> **Task statement**:
Which lines hold the word "this"? Show each of them.

Dataset items
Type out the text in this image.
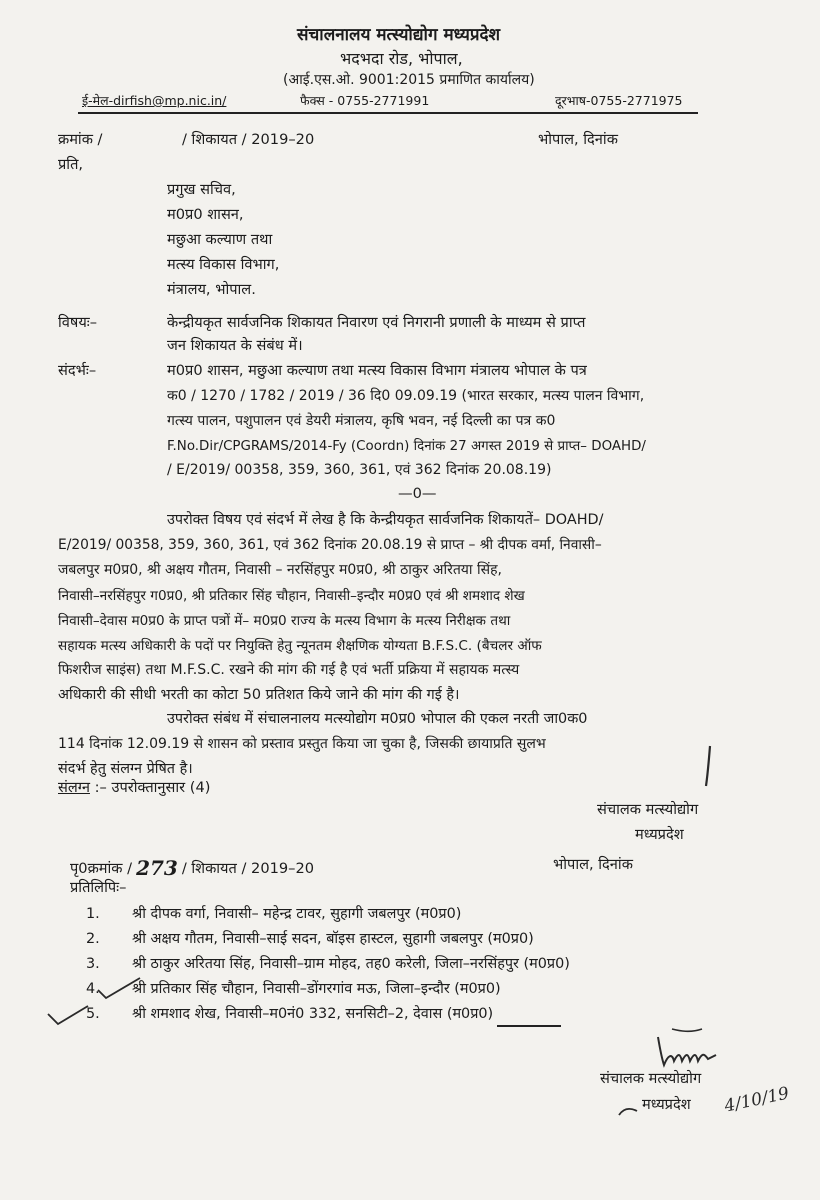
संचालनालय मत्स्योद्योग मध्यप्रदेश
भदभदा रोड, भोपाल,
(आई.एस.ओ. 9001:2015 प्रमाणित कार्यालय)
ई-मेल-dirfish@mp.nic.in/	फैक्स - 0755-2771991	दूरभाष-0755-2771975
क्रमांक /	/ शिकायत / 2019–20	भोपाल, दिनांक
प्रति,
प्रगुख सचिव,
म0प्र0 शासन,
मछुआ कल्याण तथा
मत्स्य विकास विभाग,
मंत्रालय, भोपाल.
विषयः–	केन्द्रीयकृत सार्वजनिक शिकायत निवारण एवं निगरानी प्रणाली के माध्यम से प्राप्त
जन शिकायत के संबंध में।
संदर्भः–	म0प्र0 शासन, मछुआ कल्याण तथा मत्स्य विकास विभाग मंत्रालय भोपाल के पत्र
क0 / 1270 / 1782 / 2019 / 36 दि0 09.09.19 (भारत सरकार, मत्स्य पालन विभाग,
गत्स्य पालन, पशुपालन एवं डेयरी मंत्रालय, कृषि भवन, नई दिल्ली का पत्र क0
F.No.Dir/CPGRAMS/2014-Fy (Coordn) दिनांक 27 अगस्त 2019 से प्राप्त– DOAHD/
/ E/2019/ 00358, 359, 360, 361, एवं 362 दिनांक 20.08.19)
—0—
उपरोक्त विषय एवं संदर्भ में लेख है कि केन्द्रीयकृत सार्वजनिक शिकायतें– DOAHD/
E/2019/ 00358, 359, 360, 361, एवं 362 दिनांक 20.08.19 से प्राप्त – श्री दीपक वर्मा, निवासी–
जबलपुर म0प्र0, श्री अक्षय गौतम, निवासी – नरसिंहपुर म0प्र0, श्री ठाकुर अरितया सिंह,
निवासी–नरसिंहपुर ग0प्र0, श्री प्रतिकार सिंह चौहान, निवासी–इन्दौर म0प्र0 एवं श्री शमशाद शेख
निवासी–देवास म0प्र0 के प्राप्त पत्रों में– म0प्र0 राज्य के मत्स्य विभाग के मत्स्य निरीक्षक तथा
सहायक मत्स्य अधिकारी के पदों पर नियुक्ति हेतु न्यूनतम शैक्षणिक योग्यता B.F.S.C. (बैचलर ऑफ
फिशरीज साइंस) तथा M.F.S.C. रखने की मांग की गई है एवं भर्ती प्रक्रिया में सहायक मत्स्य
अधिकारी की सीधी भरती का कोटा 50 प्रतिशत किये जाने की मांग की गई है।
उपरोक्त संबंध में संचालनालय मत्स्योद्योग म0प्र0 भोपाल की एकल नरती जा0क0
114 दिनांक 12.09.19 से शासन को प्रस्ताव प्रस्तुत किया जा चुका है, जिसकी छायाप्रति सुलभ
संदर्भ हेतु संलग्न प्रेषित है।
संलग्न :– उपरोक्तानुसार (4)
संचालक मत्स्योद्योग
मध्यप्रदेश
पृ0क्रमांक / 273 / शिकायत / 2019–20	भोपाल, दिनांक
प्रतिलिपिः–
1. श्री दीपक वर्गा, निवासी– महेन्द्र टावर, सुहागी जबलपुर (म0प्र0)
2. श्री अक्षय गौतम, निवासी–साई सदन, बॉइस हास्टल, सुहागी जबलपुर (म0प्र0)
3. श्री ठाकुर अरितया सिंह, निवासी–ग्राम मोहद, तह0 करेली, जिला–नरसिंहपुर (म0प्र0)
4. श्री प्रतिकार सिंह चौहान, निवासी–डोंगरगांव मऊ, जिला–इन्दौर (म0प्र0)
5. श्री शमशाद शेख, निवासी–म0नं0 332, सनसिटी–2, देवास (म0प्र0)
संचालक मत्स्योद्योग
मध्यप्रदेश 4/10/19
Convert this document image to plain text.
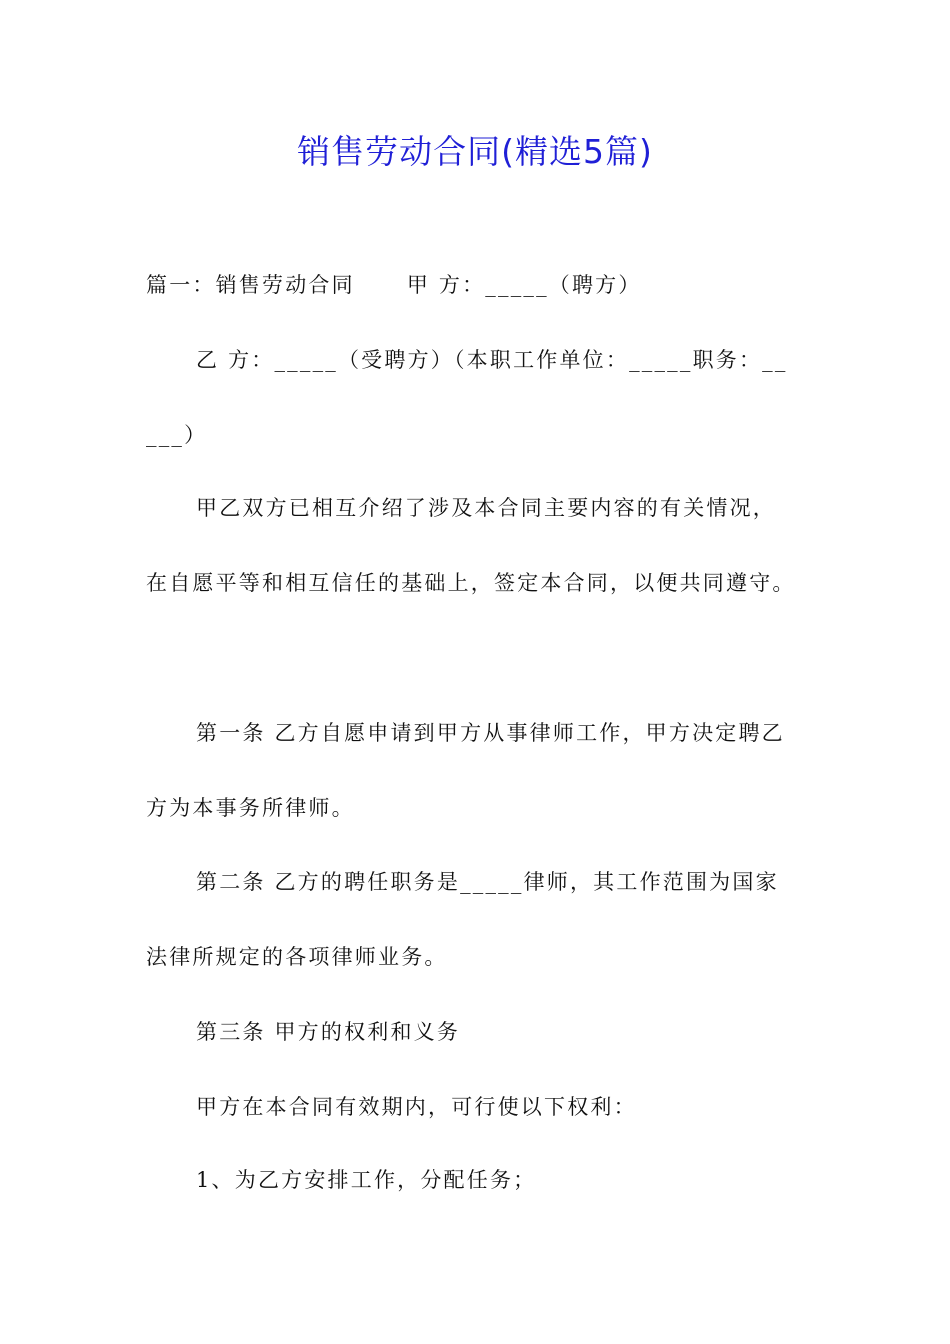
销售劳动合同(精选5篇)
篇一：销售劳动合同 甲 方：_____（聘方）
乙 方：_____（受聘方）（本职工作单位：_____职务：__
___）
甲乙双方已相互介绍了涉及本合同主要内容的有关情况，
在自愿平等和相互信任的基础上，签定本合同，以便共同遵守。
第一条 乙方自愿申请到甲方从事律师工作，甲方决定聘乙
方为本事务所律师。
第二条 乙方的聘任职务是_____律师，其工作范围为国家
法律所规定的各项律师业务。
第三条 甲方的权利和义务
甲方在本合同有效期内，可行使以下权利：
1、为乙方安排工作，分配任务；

> **Output of the task**:
Type out the text in this image.
Convert this document image to plain text.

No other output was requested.